_Directions for this task_.
Output each line of the material exactly as it stands.

_Records for this exercise_.
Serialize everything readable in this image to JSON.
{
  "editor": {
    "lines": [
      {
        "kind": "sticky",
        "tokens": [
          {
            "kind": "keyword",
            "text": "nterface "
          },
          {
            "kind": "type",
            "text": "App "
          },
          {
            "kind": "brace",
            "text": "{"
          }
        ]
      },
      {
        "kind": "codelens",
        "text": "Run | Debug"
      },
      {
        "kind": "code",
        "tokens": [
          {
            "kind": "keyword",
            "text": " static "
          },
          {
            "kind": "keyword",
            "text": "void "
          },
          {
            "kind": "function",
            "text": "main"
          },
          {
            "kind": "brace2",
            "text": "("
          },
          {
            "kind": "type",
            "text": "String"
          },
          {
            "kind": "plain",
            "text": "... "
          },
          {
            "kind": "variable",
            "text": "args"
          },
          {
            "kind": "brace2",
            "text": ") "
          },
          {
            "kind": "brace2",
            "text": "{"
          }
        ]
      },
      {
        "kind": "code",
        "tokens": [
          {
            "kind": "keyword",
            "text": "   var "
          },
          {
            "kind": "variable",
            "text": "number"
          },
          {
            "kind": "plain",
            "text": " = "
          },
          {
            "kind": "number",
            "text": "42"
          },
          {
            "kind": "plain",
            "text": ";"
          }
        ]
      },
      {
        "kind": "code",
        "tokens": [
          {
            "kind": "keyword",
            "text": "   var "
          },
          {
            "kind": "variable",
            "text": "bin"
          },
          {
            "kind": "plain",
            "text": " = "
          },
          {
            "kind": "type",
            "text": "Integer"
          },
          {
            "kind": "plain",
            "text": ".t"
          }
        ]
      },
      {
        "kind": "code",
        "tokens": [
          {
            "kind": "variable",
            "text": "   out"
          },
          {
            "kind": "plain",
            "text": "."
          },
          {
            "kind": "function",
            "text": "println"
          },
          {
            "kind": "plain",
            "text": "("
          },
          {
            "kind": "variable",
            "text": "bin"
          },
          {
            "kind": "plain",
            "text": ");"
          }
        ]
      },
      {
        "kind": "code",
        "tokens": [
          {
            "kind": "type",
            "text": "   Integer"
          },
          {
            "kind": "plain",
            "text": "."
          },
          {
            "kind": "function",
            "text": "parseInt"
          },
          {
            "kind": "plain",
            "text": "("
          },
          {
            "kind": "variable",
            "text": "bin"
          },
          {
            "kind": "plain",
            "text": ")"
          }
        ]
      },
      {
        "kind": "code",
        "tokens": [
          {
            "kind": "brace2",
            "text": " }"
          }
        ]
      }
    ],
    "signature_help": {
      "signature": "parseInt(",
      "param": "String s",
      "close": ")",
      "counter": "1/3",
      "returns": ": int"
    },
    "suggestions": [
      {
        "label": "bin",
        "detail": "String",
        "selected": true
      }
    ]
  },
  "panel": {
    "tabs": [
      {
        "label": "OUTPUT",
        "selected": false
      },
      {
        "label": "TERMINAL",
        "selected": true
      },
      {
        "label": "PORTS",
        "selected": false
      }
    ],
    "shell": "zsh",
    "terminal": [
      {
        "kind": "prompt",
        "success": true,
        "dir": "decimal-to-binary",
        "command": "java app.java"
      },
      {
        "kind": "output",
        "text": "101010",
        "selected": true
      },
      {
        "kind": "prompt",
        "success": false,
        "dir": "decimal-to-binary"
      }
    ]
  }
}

_Result for this exercise_.
Serialize everything readable in this image to JSON.
{
  "editor": {
    "lines": [
      {
        "kind": "sticky",
        "tokens": [
          {
            "kind": "keyword",
            "text": "nterface "
          },
          {
            "kind": "type",
            "text": "App "
          },
          {
            "kind": "brace",
            "text": "{"
          }
        ]
      },
      {
        "kind": "codelens",
        "text": "Run | Debug"
      },
      {
        "kind": "code",
        "tokens": [
          {
            "kind": "keyword",
            "text": " static "
          },
          {
            "kind": "keyword",
            "text": "void "
          },
          {
            "kind": "function",
            "text": "main"
          },
          {
            "kind": "brace2",
            "text": "("
          },
          {
            "kind": "type",
            "text": "String"
          },
          {
            "kind": "plain",
            "text": "... "
          },
          {
            "kind": "variable",
            "text": "args"
          },
          {
            "kind": "brace2",
            "text": ") "
          },
          {
            "kind": "brace2",
            "text": "{"
          }
        ]
      },
      {
        "kind": "code",
        "tokens": [
          {
            "kind": "keyword",
            "text": "   var "
          },
          {
            "kind": "variable",
            "text": "number"
          },
          {
            "kind": "plain",
            "text": " = "
          },
          {
            "kind": "number",
            "text": "42"
          },
          {
            "kind": "plain",
            "text": ";"
          }
        ]
      },
      {
        "kind": "code",
        "tokens": [
          {
            "kind": "keyword",
            "text": "   var "
          },
          {
            "kind": "variable",
            "text": "bin"
          },
          {
            "kind": "plain",
            "text": " = "
          },
          {
            "kind": "type",
            "text": "Integer"
          },
          {
            "kind": "plain",
            "text": ".t"
          }
        ]
      },
      {
        "kind": "code",
        "tokens": [
          {
            "kind": "variable",
            "text": "   out"
          },
          {
            "kind": "plain",
            "text": "."
          },
          {
            "kind": "function",
            "text": "println"
          },
          {
            "kind": "plain",
            "text": "("
          },
          {
            "kind": "variable",
            "text": "bin"
          },
          {
            "kind": "plain",
            "text": ");"
          }
        ]
      },
      {
        "kind": "code",
        "tokens": [
          {
            "kind": "type",
            "text": "   Integer"
          },
          {
            "kind": "plain",
            "text": "."
          },
          {
            "kind": "function",
            "text": "parseInt"
          },
          {
            "kind": "plain",
            "text": "("
          },
          {
            "kind": "variable",
            "text": "bin"
          },
          {
            "kind": "plain",
            "text": ")"
          }
        ]
      },
      {
        "kind": "code",
        "tokens": [
          {
            "kind": "brace2",
            "text": " }"
          }
        ]
      }
    ],
    "signature_help": {
      "signature": "parseInt(",
      "param": "String s",
      "close": ")",
      "counter": "1/3",
      "returns": ": int"
    },
    "suggestions": [
      {
        "label": "bin",
        "detail": "String",
        "selected": true
      }
    ]
  },
  "panel": {
    "tabs": [
      {
        "label": "OUTPUT",
        "selected": false
      },
      {
        "label": "TERMINAL",
        "selected": true
      },
      {
        "label": "PORTS",
        "selected": false
      }
    ],
    "shell": "zsh",
    "terminal": [
      {
        "kind": "prompt",
        "success": true,
        "dir": "decimal-to-binary",
        "command": "java app.java"
      },
      {
        "kind": "output",
        "text": "101010",
        "selected": true
      },
      {
        "kind": "prompt",
        "success": false,
        "dir": "decimal-to-binary"
      }
    ]
  }
}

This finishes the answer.